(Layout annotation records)
-=-=-

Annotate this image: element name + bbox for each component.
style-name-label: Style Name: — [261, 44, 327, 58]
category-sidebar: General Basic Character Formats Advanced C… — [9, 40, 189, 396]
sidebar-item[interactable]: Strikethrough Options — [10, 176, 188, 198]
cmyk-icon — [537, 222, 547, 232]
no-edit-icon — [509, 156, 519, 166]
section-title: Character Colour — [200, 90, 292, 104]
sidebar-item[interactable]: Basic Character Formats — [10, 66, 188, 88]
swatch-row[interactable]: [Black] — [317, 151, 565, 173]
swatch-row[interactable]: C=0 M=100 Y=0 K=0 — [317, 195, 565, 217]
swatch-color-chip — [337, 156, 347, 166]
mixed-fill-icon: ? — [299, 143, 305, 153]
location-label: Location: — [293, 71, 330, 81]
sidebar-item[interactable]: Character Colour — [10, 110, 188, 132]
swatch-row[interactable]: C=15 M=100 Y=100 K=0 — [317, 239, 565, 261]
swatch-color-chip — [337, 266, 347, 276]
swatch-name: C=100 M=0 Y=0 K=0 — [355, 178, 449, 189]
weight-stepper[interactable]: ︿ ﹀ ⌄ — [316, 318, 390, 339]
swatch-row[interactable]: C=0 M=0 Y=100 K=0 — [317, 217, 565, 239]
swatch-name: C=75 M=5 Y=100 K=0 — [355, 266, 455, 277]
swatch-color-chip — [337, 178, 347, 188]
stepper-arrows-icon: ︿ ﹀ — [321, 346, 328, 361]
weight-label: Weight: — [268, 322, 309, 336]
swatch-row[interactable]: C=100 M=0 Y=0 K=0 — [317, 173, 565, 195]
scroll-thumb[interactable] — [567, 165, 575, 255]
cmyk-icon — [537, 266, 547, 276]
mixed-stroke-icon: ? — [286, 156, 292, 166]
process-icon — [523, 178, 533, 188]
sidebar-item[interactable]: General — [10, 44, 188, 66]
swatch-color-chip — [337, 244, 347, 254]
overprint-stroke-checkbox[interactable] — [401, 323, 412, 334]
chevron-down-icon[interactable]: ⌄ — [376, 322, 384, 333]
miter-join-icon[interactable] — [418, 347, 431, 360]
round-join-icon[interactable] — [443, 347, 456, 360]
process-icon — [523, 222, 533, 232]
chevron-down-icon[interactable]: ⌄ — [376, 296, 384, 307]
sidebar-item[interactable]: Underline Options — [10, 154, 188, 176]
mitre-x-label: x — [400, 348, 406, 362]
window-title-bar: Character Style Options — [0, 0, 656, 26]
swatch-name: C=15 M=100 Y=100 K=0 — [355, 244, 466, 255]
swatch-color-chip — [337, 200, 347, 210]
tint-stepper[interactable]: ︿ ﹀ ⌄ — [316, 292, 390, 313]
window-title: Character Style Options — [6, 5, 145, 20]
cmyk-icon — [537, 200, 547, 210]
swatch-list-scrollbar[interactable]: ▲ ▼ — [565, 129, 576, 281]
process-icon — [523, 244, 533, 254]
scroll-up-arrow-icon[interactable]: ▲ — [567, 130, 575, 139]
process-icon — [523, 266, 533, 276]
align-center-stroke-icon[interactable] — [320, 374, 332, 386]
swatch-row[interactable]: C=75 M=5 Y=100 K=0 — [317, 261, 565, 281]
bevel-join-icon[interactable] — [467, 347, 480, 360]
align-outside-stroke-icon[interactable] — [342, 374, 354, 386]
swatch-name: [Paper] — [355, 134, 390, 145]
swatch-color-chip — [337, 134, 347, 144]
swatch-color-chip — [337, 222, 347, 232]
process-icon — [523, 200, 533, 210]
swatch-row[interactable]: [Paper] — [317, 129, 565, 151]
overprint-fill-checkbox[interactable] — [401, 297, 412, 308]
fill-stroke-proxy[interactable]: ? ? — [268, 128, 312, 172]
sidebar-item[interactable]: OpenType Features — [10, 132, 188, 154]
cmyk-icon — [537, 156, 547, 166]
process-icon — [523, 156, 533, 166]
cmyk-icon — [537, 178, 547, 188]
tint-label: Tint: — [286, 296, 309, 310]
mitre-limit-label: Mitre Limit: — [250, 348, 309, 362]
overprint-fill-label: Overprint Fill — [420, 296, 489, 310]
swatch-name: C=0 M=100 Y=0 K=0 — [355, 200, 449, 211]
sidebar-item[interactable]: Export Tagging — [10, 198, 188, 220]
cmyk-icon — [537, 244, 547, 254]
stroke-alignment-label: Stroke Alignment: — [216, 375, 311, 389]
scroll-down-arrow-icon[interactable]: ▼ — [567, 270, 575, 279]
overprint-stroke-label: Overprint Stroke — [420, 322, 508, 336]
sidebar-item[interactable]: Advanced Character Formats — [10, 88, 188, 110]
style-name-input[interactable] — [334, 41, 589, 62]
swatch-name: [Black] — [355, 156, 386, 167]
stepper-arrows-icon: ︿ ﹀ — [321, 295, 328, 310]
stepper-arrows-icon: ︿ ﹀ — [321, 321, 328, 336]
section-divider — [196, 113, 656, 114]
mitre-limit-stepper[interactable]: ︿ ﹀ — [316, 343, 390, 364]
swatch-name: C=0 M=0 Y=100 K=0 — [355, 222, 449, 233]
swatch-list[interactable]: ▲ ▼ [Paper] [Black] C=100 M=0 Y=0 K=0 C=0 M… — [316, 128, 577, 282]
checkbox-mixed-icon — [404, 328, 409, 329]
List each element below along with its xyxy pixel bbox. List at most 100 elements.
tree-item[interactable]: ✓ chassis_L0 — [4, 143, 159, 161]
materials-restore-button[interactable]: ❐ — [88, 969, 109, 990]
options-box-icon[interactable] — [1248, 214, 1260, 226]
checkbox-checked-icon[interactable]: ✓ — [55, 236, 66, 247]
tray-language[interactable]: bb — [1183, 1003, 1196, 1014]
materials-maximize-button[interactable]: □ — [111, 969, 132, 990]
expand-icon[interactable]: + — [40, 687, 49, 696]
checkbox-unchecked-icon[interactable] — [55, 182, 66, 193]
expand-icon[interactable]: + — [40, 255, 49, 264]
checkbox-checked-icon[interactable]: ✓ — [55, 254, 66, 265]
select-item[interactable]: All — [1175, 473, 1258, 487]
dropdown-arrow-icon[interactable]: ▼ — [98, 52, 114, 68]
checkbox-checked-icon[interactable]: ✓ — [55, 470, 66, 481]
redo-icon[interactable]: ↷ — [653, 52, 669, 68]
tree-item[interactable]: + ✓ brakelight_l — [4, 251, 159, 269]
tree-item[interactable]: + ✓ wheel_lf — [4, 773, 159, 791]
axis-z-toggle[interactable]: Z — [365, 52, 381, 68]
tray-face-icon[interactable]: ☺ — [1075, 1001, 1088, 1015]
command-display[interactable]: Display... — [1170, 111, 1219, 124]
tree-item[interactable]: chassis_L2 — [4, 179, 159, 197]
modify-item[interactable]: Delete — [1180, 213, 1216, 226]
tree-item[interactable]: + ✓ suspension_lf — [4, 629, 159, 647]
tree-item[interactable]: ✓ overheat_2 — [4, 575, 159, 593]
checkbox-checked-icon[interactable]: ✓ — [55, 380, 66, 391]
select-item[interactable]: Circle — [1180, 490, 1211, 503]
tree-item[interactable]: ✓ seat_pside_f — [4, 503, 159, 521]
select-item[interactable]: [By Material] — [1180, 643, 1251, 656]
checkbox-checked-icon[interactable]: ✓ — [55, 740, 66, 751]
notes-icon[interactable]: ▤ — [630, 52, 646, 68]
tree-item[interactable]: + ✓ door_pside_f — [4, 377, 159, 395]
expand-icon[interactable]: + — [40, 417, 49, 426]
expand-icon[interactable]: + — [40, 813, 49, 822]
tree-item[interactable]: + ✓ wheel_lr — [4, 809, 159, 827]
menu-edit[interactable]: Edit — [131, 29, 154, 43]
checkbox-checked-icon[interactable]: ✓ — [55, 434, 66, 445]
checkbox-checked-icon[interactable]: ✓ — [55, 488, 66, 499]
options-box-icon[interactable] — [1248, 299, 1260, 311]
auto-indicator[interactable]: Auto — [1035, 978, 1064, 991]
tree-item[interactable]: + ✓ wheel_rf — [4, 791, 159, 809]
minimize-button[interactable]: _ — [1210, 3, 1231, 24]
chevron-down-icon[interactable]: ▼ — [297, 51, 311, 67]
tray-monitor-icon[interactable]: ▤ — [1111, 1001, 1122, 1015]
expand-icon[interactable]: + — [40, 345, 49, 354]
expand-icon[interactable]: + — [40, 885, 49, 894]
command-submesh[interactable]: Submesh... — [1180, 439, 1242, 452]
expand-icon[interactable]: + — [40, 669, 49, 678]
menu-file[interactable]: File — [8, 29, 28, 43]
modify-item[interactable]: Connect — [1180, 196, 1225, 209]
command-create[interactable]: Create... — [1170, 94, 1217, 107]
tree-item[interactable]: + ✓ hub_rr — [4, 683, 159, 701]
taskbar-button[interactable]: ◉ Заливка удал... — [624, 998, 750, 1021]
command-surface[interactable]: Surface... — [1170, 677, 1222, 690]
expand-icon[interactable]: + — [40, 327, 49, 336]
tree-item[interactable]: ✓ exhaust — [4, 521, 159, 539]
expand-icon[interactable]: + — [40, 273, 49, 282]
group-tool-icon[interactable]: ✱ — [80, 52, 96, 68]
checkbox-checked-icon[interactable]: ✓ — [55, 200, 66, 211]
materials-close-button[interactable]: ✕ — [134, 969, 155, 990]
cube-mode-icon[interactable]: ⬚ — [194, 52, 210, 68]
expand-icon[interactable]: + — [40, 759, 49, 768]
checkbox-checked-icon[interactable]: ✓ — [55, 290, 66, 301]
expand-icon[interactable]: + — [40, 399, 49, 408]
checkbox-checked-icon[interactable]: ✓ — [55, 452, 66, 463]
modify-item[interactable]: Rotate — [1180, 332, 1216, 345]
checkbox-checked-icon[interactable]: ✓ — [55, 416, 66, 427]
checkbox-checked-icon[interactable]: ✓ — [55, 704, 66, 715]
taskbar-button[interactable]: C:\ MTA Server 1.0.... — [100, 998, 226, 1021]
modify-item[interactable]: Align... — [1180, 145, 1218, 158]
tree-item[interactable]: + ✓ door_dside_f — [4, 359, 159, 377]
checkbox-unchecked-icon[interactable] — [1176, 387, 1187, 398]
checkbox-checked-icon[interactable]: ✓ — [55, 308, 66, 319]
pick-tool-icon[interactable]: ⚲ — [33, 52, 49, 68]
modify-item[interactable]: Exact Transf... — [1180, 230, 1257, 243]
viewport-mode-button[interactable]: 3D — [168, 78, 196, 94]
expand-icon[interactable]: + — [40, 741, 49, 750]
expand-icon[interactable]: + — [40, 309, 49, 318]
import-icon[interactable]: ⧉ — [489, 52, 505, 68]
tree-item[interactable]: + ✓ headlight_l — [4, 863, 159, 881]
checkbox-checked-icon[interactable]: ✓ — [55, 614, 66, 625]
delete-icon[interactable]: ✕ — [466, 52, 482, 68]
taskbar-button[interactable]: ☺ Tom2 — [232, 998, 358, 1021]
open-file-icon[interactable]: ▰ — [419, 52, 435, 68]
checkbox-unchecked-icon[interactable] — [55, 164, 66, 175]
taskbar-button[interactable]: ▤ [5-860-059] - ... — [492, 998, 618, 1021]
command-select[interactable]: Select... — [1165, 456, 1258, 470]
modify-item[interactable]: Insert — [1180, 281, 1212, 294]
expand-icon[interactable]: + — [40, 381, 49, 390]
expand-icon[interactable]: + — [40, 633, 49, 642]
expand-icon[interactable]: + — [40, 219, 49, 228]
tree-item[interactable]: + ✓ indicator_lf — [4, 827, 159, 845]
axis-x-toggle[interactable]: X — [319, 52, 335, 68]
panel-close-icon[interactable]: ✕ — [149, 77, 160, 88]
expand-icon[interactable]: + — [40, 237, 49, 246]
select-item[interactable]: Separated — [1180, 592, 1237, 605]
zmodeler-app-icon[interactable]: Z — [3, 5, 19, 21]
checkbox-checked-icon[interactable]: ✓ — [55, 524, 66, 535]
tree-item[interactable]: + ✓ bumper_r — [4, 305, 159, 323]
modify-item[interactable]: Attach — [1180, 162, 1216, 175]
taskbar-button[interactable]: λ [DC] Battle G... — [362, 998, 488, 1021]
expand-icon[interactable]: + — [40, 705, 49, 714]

-=-=-

TASK:
Starting from the top of the listing and continuing through the line containing "cmyk-icon — [537, 200, 547, 210]", rewrite those lines with "Colour" swapped for "Color" and nothing else changed.

WRITTEN SOLUTION:
Annotate this image: element name + bbox for each component.
style-name-label: Style Name: — [261, 44, 327, 58]
category-sidebar: General Basic Character Formats Advanced C… — [9, 40, 189, 396]
sidebar-item[interactable]: Strikethrough Options — [10, 176, 188, 198]
cmyk-icon — [537, 222, 547, 232]
no-edit-icon — [509, 156, 519, 166]
section-title: Character Color — [200, 90, 292, 104]
sidebar-item[interactable]: Basic Character Formats — [10, 66, 188, 88]
swatch-row[interactable]: [Black] — [317, 151, 565, 173]
swatch-row[interactable]: C=0 M=100 Y=0 K=0 — [317, 195, 565, 217]
swatch-color-chip — [337, 156, 347, 166]
mixed-fill-icon: ? — [299, 143, 305, 153]
location-label: Location: — [293, 71, 330, 81]
sidebar-item[interactable]: Character Color — [10, 110, 188, 132]
swatch-row[interactable]: C=15 M=100 Y=100 K=0 — [317, 239, 565, 261]
swatch-color-chip — [337, 266, 347, 276]
swatch-name: C=100 M=0 Y=0 K=0 — [355, 178, 449, 189]
weight-stepper[interactable]: ︿ ﹀ ⌄ — [316, 318, 390, 339]
swatch-row[interactable]: C=0 M=0 Y=100 K=0 — [317, 217, 565, 239]
swatch-name: C=75 M=5 Y=100 K=0 — [355, 266, 455, 277]
swatch-color-chip — [337, 178, 347, 188]
stepper-arrows-icon: ︿ ﹀ — [321, 346, 328, 361]
weight-label: Weight: — [268, 322, 309, 336]
swatch-row[interactable]: C=100 M=0 Y=0 K=0 — [317, 173, 565, 195]
scroll-thumb[interactable] — [567, 165, 575, 255]
cmyk-icon — [537, 266, 547, 276]
mixed-stroke-icon: ? — [286, 156, 292, 166]
process-icon — [523, 178, 533, 188]
sidebar-item[interactable]: General — [10, 44, 188, 66]
swatch-color-chip — [337, 244, 347, 254]
overprint-stroke-checkbox[interactable] — [401, 323, 412, 334]
chevron-down-icon[interactable]: ⌄ — [376, 322, 384, 333]
miter-join-icon[interactable] — [418, 347, 431, 360]
round-join-icon[interactable] — [443, 347, 456, 360]
process-icon — [523, 222, 533, 232]
chevron-down-icon[interactable]: ⌄ — [376, 296, 384, 307]
sidebar-item[interactable]: Underline Options — [10, 154, 188, 176]
mitre-x-label: x — [400, 348, 406, 362]
window-title-bar: Character Style Options — [0, 0, 656, 26]
swatch-name: C=15 M=100 Y=100 K=0 — [355, 244, 466, 255]
swatch-color-chip — [337, 200, 347, 210]
tint-stepper[interactable]: ︿ ﹀ ⌄ — [316, 292, 390, 313]
window-title: Character Style Options — [6, 5, 145, 20]
cmyk-icon — [537, 200, 547, 210]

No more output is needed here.